# What needs to be done:
Quote the whole listing exactly. Leave the pictures out of your copy.

# Supplied material:
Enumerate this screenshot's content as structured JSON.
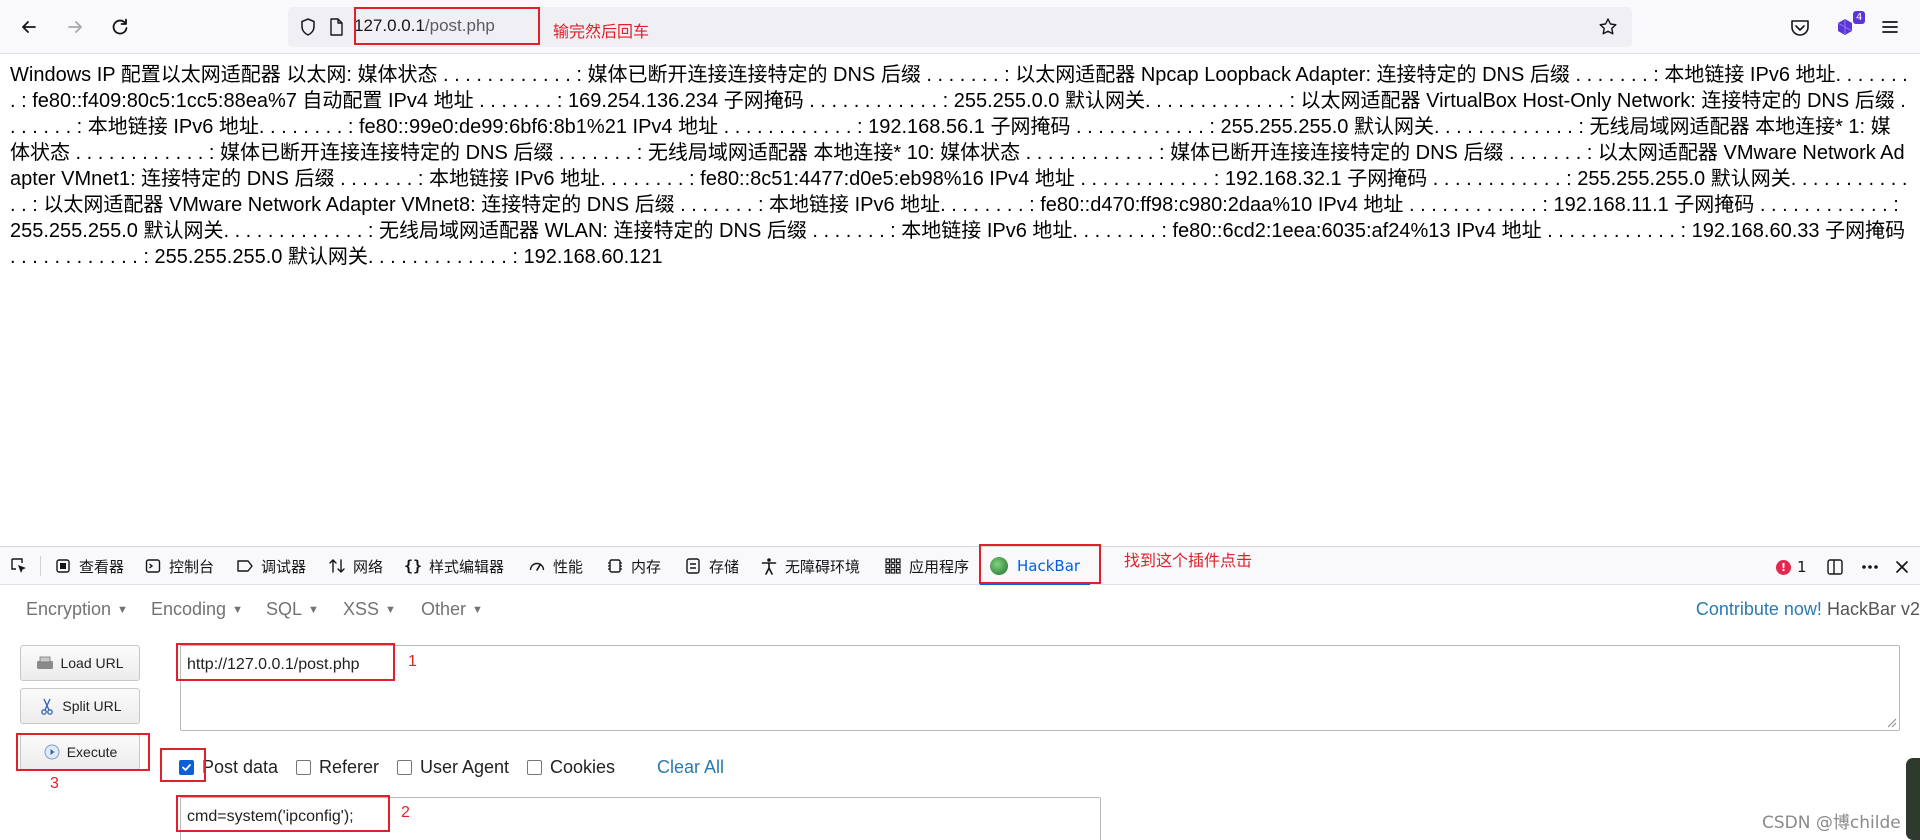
{
  "browser": {
    "url_host": "127.0.0.1",
    "url_path": "/post.php",
    "annotation": "输完然后回车",
    "extension_badge": "4"
  },
  "page": {
    "body_text": "Windows IP 配置以太网适配器 以太网: 媒体状态 . . . . . . . . . . . . : 媒体已断开连接连接特定的 DNS 后缀 . . . . . . . : 以太网适配器 Npcap Loopback Adapter: 连接特定的 DNS 后缀 . . . . . . . : 本地链接 IPv6 地址. . . . . . . . : fe80::f409:80c5:1cc5:88ea%7 自动配置 IPv4 地址 . . . . . . . : 169.254.136.234 子网掩码 . . . . . . . . . . . . : 255.255.0.0 默认网关. . . . . . . . . . . . . : 以太网适配器 VirtualBox Host-Only Network: 连接特定的 DNS 后缀 . . . . . . . : 本地链接 IPv6 地址. . . . . . . . : fe80::99e0:de99:6bf6:8b1%21 IPv4 地址 . . . . . . . . . . . . : 192.168.56.1 子网掩码 . . . . . . . . . . . . : 255.255.255.0 默认网关. . . . . . . . . . . . . : 无线局域网适配器 本地连接* 1: 媒体状态 . . . . . . . . . . . . : 媒体已断开连接连接特定的 DNS 后缀 . . . . . . . : 无线局域网适配器 本地连接* 10: 媒体状态 . . . . . . . . . . . . : 媒体已断开连接连接特定的 DNS 后缀 . . . . . . . : 以太网适配器 VMware Network Adapter VMnet1: 连接特定的 DNS 后缀 . . . . . . . : 本地链接 IPv6 地址. . . . . . . . : fe80::8c51:4477:d0e5:eb98%16 IPv4 地址 . . . . . . . . . . . . : 192.168.32.1 子网掩码 . . . . . . . . . . . . : 255.255.255.0 默认网关. . . . . . . . . . . . . : 以太网适配器 VMware Network Adapter VMnet8: 连接特定的 DNS 后缀 . . . . . . . : 本地链接 IPv6 地址. . . . . . . . : fe80::d470:ff98:c980:2daa%10 IPv4 地址 . . . . . . . . . . . . : 192.168.11.1 子网掩码 . . . . . . . . . . . . : 255.255.255.0 默认网关. . . . . . . . . . . . . : 无线局域网适配器 WLAN: 连接特定的 DNS 后缀 . . . . . . . : 本地链接 IPv6 地址. . . . . . . . : fe80::6cd2:1eea:6035:af24%13 IPv4 地址 . . . . . . . . . . . . : 192.168.60.33 子网掩码 . . . . . . . . . . . . : 255.255.255.0 默认网关. . . . . . . . . . . . . : 192.168.60.121"
  },
  "devtools": {
    "tabs": [
      {
        "label": "查看器",
        "icon": "inspector-icon"
      },
      {
        "label": "控制台",
        "icon": "console-icon"
      },
      {
        "label": "调试器",
        "icon": "debugger-icon"
      },
      {
        "label": "网络",
        "icon": "network-icon"
      },
      {
        "label": "样式编辑器",
        "icon": "style-editor-icon"
      },
      {
        "label": "性能",
        "icon": "performance-icon"
      },
      {
        "label": "内存",
        "icon": "memory-icon"
      },
      {
        "label": "存储",
        "icon": "storage-icon"
      },
      {
        "label": "无障碍环境",
        "icon": "accessibility-icon"
      },
      {
        "label": "应用程序",
        "icon": "application-icon"
      },
      {
        "label": "HackBar",
        "icon": "hackbar-icon"
      }
    ],
    "tab_annotation": "找到这个插件点击",
    "error_count": "1"
  },
  "hackbar": {
    "menu": [
      "Encryption",
      "Encoding",
      "SQL",
      "XSS",
      "Other"
    ],
    "contribute_link": "Contribute now!",
    "version_text": "HackBar v2",
    "buttons": {
      "load_url": "Load URL",
      "split_url": "Split URL",
      "execute": "Execute"
    },
    "url_value": "http://127.0.0.1/post.php",
    "checkboxes": [
      {
        "label": "Post data",
        "checked": true
      },
      {
        "label": "Referer",
        "checked": false
      },
      {
        "label": "User Agent",
        "checked": false
      },
      {
        "label": "Cookies",
        "checked": false
      }
    ],
    "clear_all": "Clear All",
    "post_value": "cmd=system('ipconfig');",
    "step_labels": {
      "one": "1",
      "two": "2",
      "three": "3"
    }
  },
  "watermark": "CSDN @博childe",
  "colors": {
    "annotation_red": "#e0202a",
    "link_blue": "#2a7ab0",
    "active_tab_blue": "#0061e0"
  }
}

# Answer to this task:
Enumerate this screenshot's content as structured JSON.
{
  "browser": {
    "url_host": "127.0.0.1",
    "url_path": "/post.php",
    "annotation": "输完然后回车",
    "extension_badge": "4"
  },
  "page": {
    "body_text": "Windows IP 配置以太网适配器 以太网: 媒体状态 . . . . . . . . . . . . : 媒体已断开连接连接特定的 DNS 后缀 . . . . . . . : 以太网适配器 Npcap Loopback Adapter: 连接特定的 DNS 后缀 . . . . . . . : 本地链接 IPv6 地址. . . . . . . . : fe80::f409:80c5:1cc5:88ea%7 自动配置 IPv4 地址 . . . . . . . : 169.254.136.234 子网掩码 . . . . . . . . . . . . : 255.255.0.0 默认网关. . . . . . . . . . . . . : 以太网适配器 VirtualBox Host-Only Network: 连接特定的 DNS 后缀 . . . . . . . : 本地链接 IPv6 地址. . . . . . . . : fe80::99e0:de99:6bf6:8b1%21 IPv4 地址 . . . . . . . . . . . . : 192.168.56.1 子网掩码 . . . . . . . . . . . . : 255.255.255.0 默认网关. . . . . . . . . . . . . : 无线局域网适配器 本地连接* 1: 媒体状态 . . . . . . . . . . . . : 媒体已断开连接连接特定的 DNS 后缀 . . . . . . . : 无线局域网适配器 本地连接* 10: 媒体状态 . . . . . . . . . . . . : 媒体已断开连接连接特定的 DNS 后缀 . . . . . . . : 以太网适配器 VMware Network Adapter VMnet1: 连接特定的 DNS 后缀 . . . . . . . : 本地链接 IPv6 地址. . . . . . . . : fe80::8c51:4477:d0e5:eb98%16 IPv4 地址 . . . . . . . . . . . . : 192.168.32.1 子网掩码 . . . . . . . . . . . . : 255.255.255.0 默认网关. . . . . . . . . . . . . : 以太网适配器 VMware Network Adapter VMnet8: 连接特定的 DNS 后缀 . . . . . . . : 本地链接 IPv6 地址. . . . . . . . : fe80::d470:ff98:c980:2daa%10 IPv4 地址 . . . . . . . . . . . . : 192.168.11.1 子网掩码 . . . . . . . . . . . . : 255.255.255.0 默认网关. . . . . . . . . . . . . : 无线局域网适配器 WLAN: 连接特定的 DNS 后缀 . . . . . . . : 本地链接 IPv6 地址. . . . . . . . : fe80::6cd2:1eea:6035:af24%13 IPv4 地址 . . . . . . . . . . . . : 192.168.60.33 子网掩码 . . . . . . . . . . . . : 255.255.255.0 默认网关. . . . . . . . . . . . . : 192.168.60.121"
  },
  "devtools": {
    "tabs": [
      {
        "label": "查看器",
        "icon": "inspector-icon"
      },
      {
        "label": "控制台",
        "icon": "console-icon"
      },
      {
        "label": "调试器",
        "icon": "debugger-icon"
      },
      {
        "label": "网络",
        "icon": "network-icon"
      },
      {
        "label": "样式编辑器",
        "icon": "style-editor-icon"
      },
      {
        "label": "性能",
        "icon": "performance-icon"
      },
      {
        "label": "内存",
        "icon": "memory-icon"
      },
      {
        "label": "存储",
        "icon": "storage-icon"
      },
      {
        "label": "无障碍环境",
        "icon": "accessibility-icon"
      },
      {
        "label": "应用程序",
        "icon": "application-icon"
      },
      {
        "label": "HackBar",
        "icon": "hackbar-icon"
      }
    ],
    "tab_annotation": "找到这个插件点击",
    "error_count": "1"
  },
  "hackbar": {
    "menu": [
      "Encryption",
      "Encoding",
      "SQL",
      "XSS",
      "Other"
    ],
    "contribute_link": "Contribute now!",
    "version_text": "HackBar v2",
    "buttons": {
      "load_url": "Load URL",
      "split_url": "Split URL",
      "execute": "Execute"
    },
    "url_value": "http://127.0.0.1/post.php",
    "checkboxes": [
      {
        "label": "Post data",
        "checked": true
      },
      {
        "label": "Referer",
        "checked": false
      },
      {
        "label": "User Agent",
        "checked": false
      },
      {
        "label": "Cookies",
        "checked": false
      }
    ],
    "clear_all": "Clear All",
    "post_value": "cmd=system('ipconfig');",
    "step_labels": {
      "one": "1",
      "two": "2",
      "three": "3"
    }
  },
  "watermark": "CSDN @博childe",
  "colors": {
    "annotation_red": "#e0202a",
    "link_blue": "#2a7ab0",
    "active_tab_blue": "#0061e0"
  }
}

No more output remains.